YOUR INSTRUCTIONS ▸ Only a number is wanted: how many lines in the listing contain the word "wood"?

DATA ▸
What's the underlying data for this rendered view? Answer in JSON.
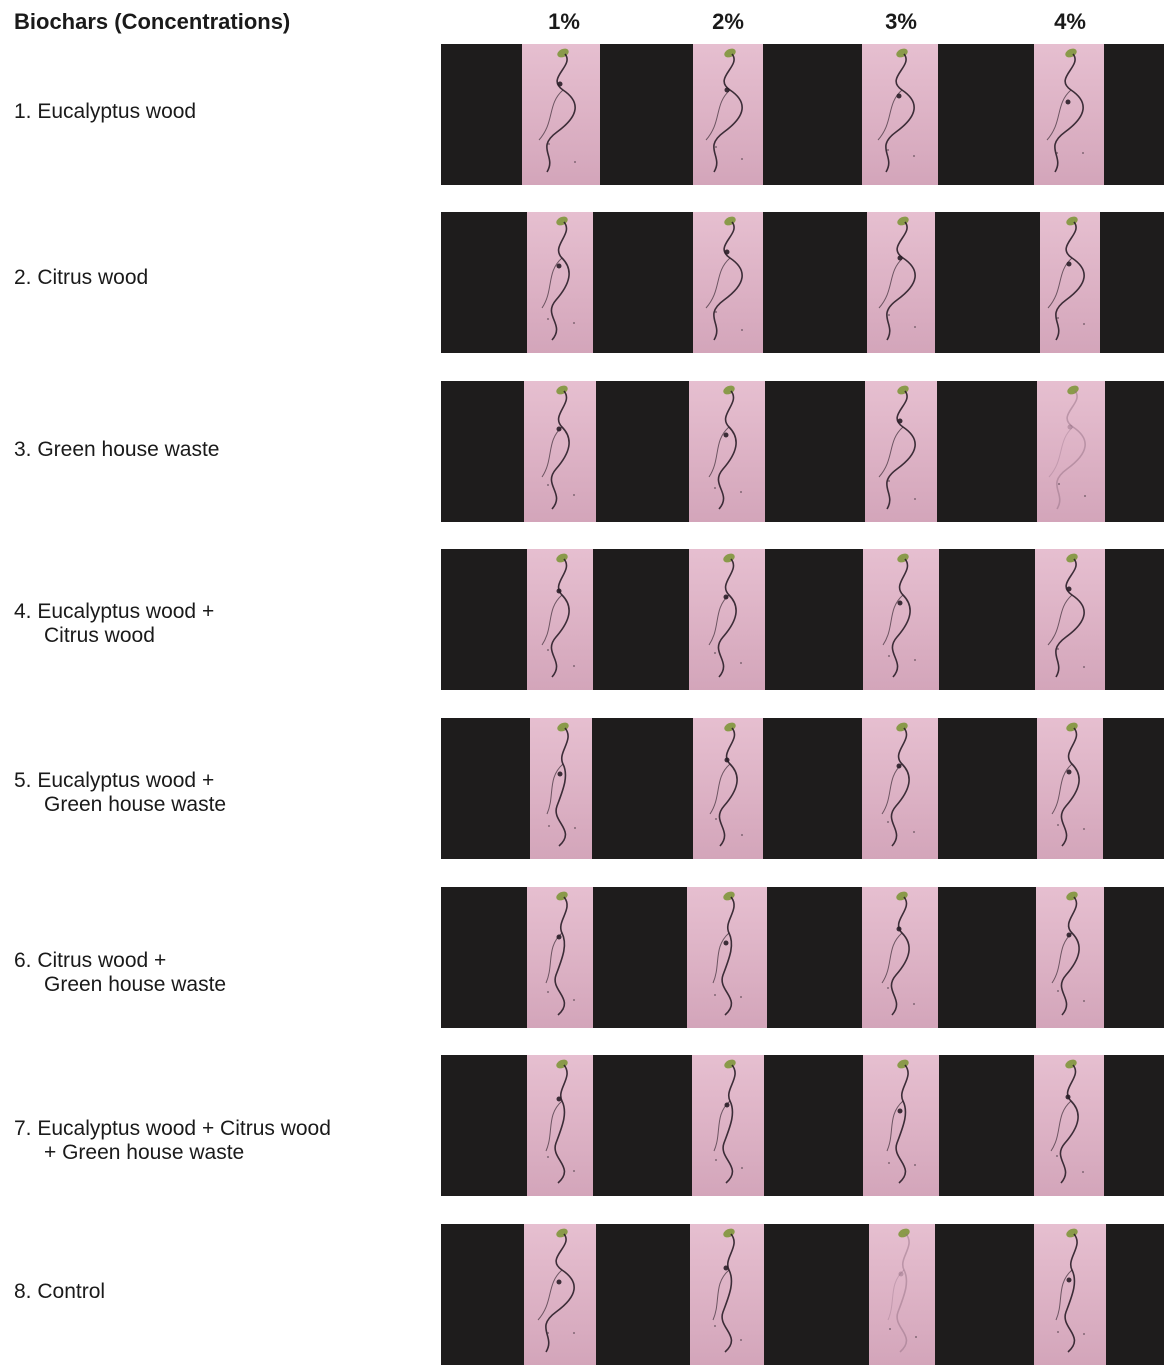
{
  "header": {
    "title": "Biochars (Concentrations)",
    "columns": [
      "1%",
      "2%",
      "3%",
      "4%"
    ]
  },
  "rows": [
    {
      "line1": "1. Eucalyptus wood",
      "line2": ""
    },
    {
      "line1": "2. Citrus wood",
      "line2": ""
    },
    {
      "line1": "3. Green house waste",
      "line2": ""
    },
    {
      "line1": "4. Eucalyptus wood +",
      "line2": "Citrus wood"
    },
    {
      "line1": "5. Eucalyptus wood +",
      "line2": "Green house waste"
    },
    {
      "line1": "6. Citrus wood +",
      "line2": "Green house waste"
    },
    {
      "line1": "7. Eucalyptus wood + Citrus wood",
      "line2": "+ Green house waste"
    },
    {
      "line1": "8. Control",
      "line2": ""
    }
  ],
  "colors": {
    "strip_background": "#1e1c1c",
    "photo_background": "#dcb1c4",
    "root": "#2a1e28",
    "cotyledon": "#8a9a4a"
  },
  "photo_subject": "seedling-root-photo"
}
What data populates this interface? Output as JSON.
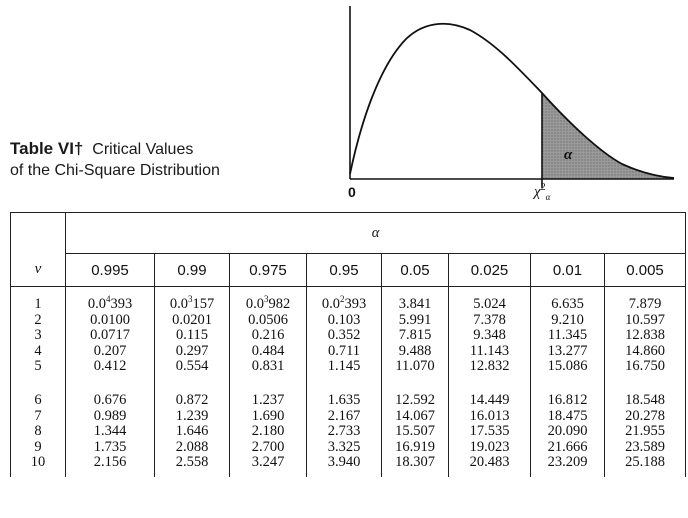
{
  "title": {
    "table_id": "Table VI†",
    "line1": "Critical Values",
    "line2": "of the Chi-Square Distribution"
  },
  "figure": {
    "origin": "0",
    "alpha": "α",
    "critical_symbol": "χ",
    "critical_sup": "2",
    "critical_sub": "α"
  },
  "table": {
    "alpha_header": "α",
    "nu_header": "ν",
    "columns": [
      "0.995",
      "0.99",
      "0.975",
      "0.95",
      "0.05",
      "0.025",
      "0.01",
      "0.005"
    ],
    "rows": [
      {
        "nu": "1",
        "values": [
          [
            "0.0",
            "4",
            "393"
          ],
          [
            "0.0",
            "3",
            "157"
          ],
          [
            "0.0",
            "3",
            "982"
          ],
          [
            "0.0",
            "2",
            "393"
          ],
          "3.841",
          "5.024",
          "6.635",
          "7.879"
        ]
      },
      {
        "nu": "2",
        "values": [
          "0.0100",
          "0.0201",
          "0.0506",
          "0.103",
          "5.991",
          "7.378",
          "9.210",
          "10.597"
        ]
      },
      {
        "nu": "3",
        "values": [
          "0.0717",
          "0.115",
          "0.216",
          "0.352",
          "7.815",
          "9.348",
          "11.345",
          "12.838"
        ]
      },
      {
        "nu": "4",
        "values": [
          "0.207",
          "0.297",
          "0.484",
          "0.711",
          "9.488",
          "11.143",
          "13.277",
          "14.860"
        ]
      },
      {
        "nu": "5",
        "values": [
          "0.412",
          "0.554",
          "0.831",
          "1.145",
          "11.070",
          "12.832",
          "15.086",
          "16.750"
        ]
      },
      {
        "nu": "6",
        "values": [
          "0.676",
          "0.872",
          "1.237",
          "1.635",
          "12.592",
          "14.449",
          "16.812",
          "18.548"
        ]
      },
      {
        "nu": "7",
        "values": [
          "0.989",
          "1.239",
          "1.690",
          "2.167",
          "14.067",
          "16.013",
          "18.475",
          "20.278"
        ]
      },
      {
        "nu": "8",
        "values": [
          "1.344",
          "1.646",
          "2.180",
          "2.733",
          "15.507",
          "17.535",
          "20.090",
          "21.955"
        ]
      },
      {
        "nu": "9",
        "values": [
          "1.735",
          "2.088",
          "2.700",
          "3.325",
          "16.919",
          "19.023",
          "21.666",
          "23.589"
        ]
      },
      {
        "nu": "10",
        "values": [
          "2.156",
          "2.558",
          "3.247",
          "3.940",
          "18.307",
          "20.483",
          "23.209",
          "25.188"
        ]
      }
    ]
  },
  "colors": {
    "shade": "#8a8a8a",
    "line": "#111111"
  }
}
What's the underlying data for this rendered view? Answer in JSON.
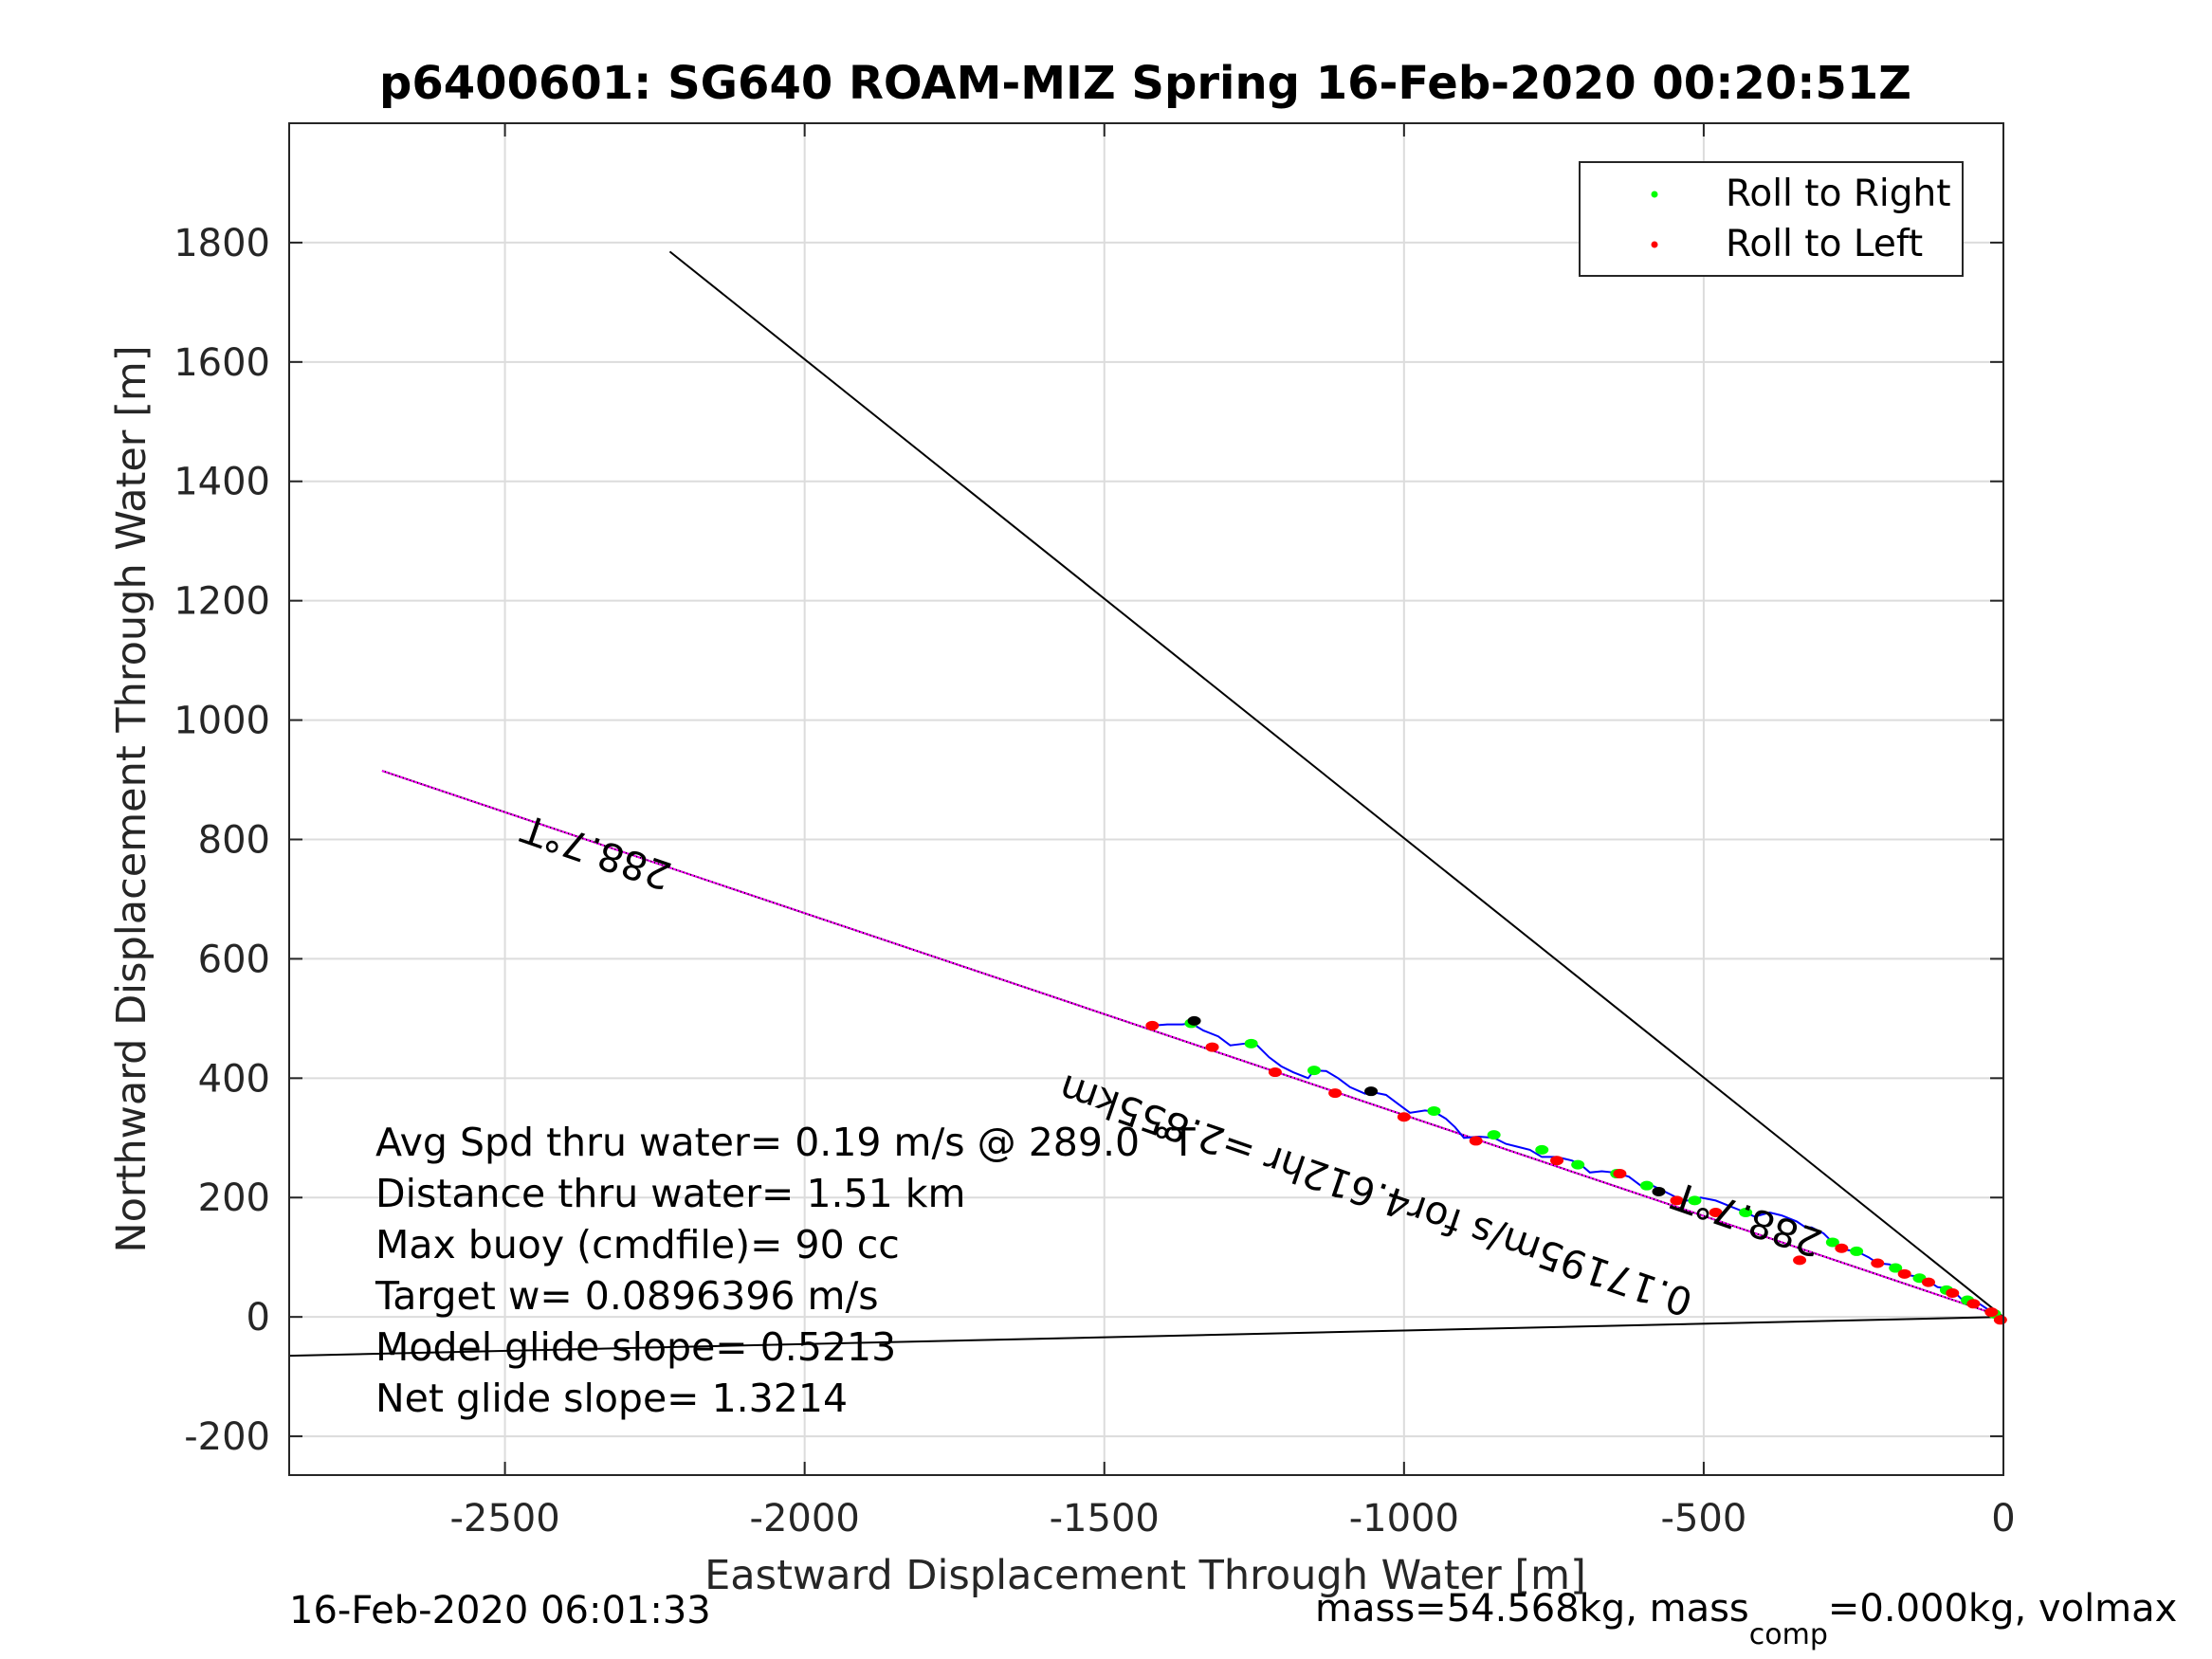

EXERCISE ANSWER ▸ 7